Assignment:
For the word "nSARC", state how many lines of the data include it. Respond with the number only.

Entries provided:
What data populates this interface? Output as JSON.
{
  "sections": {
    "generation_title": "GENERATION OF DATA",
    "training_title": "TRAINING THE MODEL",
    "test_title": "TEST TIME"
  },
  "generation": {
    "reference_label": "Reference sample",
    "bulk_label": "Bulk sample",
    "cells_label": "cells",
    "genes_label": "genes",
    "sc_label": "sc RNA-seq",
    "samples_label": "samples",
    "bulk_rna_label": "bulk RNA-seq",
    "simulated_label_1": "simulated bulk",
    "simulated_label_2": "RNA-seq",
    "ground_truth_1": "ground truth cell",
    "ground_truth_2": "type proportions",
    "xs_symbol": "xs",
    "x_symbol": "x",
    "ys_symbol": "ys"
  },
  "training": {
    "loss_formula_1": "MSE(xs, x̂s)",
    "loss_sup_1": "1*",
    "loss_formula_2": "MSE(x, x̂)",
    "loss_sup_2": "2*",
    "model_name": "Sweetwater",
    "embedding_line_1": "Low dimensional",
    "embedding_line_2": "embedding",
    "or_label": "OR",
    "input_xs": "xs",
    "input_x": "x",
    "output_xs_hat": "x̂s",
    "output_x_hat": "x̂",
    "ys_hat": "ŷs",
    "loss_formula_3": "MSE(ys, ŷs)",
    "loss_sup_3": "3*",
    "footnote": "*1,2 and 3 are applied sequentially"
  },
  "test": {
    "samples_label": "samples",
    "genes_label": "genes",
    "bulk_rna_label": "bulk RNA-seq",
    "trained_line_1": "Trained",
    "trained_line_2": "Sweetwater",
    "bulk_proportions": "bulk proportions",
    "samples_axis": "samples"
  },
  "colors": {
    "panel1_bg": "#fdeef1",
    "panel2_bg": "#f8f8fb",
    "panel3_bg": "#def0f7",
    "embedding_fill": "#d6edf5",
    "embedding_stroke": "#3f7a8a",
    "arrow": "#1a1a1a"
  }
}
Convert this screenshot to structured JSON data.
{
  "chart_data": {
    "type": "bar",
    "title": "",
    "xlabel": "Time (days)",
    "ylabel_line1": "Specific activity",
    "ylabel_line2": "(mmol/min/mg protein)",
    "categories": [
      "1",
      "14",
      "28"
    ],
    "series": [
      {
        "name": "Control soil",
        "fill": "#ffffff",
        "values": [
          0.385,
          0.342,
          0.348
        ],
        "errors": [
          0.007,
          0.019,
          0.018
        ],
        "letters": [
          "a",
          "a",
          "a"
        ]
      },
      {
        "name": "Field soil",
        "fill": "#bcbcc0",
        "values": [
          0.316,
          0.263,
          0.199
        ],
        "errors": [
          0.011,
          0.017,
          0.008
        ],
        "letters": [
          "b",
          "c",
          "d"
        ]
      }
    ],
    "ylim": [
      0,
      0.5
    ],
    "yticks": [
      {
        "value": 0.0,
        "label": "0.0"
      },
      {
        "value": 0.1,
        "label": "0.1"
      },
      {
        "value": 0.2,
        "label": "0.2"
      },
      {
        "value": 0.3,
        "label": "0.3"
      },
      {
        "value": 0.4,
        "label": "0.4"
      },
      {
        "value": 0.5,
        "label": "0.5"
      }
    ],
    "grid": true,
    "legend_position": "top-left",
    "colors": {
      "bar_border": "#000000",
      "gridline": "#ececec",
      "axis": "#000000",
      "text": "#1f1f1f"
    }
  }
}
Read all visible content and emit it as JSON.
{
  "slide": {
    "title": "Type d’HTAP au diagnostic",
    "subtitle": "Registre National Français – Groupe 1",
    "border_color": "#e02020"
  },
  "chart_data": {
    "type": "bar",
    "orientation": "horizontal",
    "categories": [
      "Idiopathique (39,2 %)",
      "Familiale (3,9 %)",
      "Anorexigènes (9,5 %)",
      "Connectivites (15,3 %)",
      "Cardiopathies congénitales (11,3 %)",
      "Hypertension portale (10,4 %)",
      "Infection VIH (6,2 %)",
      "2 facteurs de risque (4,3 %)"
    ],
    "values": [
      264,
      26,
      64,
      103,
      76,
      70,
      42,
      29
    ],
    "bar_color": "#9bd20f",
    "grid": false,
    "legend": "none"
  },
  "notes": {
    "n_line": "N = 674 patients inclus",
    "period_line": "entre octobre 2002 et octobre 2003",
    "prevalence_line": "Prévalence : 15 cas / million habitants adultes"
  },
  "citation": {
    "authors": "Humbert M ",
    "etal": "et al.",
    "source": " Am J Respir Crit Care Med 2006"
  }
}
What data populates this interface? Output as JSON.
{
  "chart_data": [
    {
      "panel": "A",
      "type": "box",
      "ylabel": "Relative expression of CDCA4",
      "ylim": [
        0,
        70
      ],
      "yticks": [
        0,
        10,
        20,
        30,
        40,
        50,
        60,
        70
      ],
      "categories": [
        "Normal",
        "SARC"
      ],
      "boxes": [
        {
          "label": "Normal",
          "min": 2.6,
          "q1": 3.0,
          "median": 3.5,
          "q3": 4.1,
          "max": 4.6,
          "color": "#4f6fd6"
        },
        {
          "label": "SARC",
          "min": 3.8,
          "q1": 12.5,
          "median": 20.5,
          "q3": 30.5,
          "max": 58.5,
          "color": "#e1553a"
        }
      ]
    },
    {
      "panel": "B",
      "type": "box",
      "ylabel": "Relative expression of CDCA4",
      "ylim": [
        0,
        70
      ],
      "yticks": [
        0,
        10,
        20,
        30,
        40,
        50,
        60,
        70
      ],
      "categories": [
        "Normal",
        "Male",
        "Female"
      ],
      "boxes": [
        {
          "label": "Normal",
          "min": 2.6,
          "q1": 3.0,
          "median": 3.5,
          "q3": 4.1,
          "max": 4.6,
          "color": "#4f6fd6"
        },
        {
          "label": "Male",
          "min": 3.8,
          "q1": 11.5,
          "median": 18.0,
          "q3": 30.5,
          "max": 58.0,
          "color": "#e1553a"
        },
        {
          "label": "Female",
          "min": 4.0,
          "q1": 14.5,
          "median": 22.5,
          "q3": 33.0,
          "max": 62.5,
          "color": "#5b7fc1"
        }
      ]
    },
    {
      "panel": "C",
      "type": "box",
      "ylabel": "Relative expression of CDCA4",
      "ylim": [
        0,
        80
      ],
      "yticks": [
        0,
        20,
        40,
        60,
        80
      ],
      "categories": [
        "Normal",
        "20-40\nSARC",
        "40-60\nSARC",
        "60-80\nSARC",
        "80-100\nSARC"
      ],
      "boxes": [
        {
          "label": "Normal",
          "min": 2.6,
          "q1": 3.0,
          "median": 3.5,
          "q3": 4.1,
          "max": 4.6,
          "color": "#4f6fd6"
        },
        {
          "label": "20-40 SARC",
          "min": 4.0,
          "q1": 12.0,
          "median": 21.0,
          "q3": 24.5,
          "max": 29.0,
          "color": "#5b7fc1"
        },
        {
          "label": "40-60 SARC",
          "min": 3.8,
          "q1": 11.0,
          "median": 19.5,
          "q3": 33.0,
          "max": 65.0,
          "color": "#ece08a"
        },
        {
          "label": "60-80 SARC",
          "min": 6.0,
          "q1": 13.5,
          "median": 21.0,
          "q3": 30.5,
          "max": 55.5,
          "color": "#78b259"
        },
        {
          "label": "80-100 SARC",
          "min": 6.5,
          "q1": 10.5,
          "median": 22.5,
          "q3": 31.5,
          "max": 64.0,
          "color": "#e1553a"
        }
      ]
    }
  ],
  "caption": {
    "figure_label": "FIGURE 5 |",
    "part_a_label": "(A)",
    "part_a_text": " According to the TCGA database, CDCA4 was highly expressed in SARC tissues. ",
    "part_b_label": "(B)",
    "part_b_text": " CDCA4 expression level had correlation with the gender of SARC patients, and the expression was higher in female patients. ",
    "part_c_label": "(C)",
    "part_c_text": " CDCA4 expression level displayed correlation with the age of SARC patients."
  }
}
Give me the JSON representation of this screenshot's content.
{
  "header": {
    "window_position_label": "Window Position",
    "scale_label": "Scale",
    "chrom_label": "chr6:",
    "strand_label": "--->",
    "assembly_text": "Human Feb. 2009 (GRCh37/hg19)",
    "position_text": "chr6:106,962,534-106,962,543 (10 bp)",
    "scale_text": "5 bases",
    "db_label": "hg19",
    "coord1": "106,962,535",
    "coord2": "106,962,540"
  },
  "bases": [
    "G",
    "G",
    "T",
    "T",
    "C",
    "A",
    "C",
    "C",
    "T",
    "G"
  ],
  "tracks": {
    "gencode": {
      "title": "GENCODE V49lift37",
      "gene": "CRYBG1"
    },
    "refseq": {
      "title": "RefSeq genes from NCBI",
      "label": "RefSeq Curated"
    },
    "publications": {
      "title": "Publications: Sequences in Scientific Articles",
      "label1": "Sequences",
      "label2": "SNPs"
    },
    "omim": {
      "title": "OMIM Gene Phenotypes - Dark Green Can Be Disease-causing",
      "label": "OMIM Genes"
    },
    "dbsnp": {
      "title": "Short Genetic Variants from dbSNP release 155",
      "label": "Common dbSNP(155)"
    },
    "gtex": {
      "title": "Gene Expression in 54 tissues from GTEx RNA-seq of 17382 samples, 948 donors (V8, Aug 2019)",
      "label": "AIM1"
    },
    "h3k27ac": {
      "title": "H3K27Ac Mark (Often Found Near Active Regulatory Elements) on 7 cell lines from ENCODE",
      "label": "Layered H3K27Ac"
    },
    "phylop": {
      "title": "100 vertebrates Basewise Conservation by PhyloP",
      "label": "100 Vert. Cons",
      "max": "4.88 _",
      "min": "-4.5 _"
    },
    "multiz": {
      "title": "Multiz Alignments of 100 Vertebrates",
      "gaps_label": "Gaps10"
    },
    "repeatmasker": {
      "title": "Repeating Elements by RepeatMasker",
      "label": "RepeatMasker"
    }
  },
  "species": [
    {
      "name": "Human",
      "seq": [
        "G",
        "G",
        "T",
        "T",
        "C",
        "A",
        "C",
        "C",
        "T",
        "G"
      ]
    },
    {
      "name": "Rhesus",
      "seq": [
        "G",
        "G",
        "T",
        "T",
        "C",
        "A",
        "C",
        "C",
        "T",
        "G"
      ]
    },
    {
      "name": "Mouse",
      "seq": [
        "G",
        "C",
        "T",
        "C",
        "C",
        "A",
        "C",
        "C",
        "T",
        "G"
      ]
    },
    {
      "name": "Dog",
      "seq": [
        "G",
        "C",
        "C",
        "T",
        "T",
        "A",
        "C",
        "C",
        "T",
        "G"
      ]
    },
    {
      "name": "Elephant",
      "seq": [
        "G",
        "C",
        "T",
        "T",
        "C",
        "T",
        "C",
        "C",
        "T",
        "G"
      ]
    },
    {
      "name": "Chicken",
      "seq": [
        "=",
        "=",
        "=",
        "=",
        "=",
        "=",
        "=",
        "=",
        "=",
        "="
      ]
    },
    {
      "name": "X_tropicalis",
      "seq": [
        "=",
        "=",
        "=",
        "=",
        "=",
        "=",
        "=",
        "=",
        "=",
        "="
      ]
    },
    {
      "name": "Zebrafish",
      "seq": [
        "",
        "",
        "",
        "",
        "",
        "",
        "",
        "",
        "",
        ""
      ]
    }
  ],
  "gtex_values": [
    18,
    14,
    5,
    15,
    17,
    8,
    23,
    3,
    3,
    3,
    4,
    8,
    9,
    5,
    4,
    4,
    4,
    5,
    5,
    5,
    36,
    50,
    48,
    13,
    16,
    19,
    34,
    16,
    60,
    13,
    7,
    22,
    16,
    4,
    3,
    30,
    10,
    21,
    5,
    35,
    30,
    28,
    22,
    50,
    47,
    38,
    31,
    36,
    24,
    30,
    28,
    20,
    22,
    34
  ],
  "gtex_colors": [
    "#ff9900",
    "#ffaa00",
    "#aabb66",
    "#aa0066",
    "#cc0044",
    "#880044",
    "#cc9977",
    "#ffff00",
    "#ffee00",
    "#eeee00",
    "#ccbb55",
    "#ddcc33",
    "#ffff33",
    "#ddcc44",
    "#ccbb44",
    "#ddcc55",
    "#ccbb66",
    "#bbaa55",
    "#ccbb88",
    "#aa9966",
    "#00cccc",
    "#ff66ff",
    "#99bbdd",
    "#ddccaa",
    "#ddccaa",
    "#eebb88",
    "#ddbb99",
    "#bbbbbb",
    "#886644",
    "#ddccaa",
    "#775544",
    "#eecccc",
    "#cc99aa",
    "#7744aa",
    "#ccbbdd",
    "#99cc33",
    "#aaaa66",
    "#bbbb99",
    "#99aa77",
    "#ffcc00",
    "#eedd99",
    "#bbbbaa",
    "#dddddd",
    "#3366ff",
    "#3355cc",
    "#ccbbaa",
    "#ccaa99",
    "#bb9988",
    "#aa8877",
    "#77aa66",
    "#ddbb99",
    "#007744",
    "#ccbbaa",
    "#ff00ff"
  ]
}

Task result:
4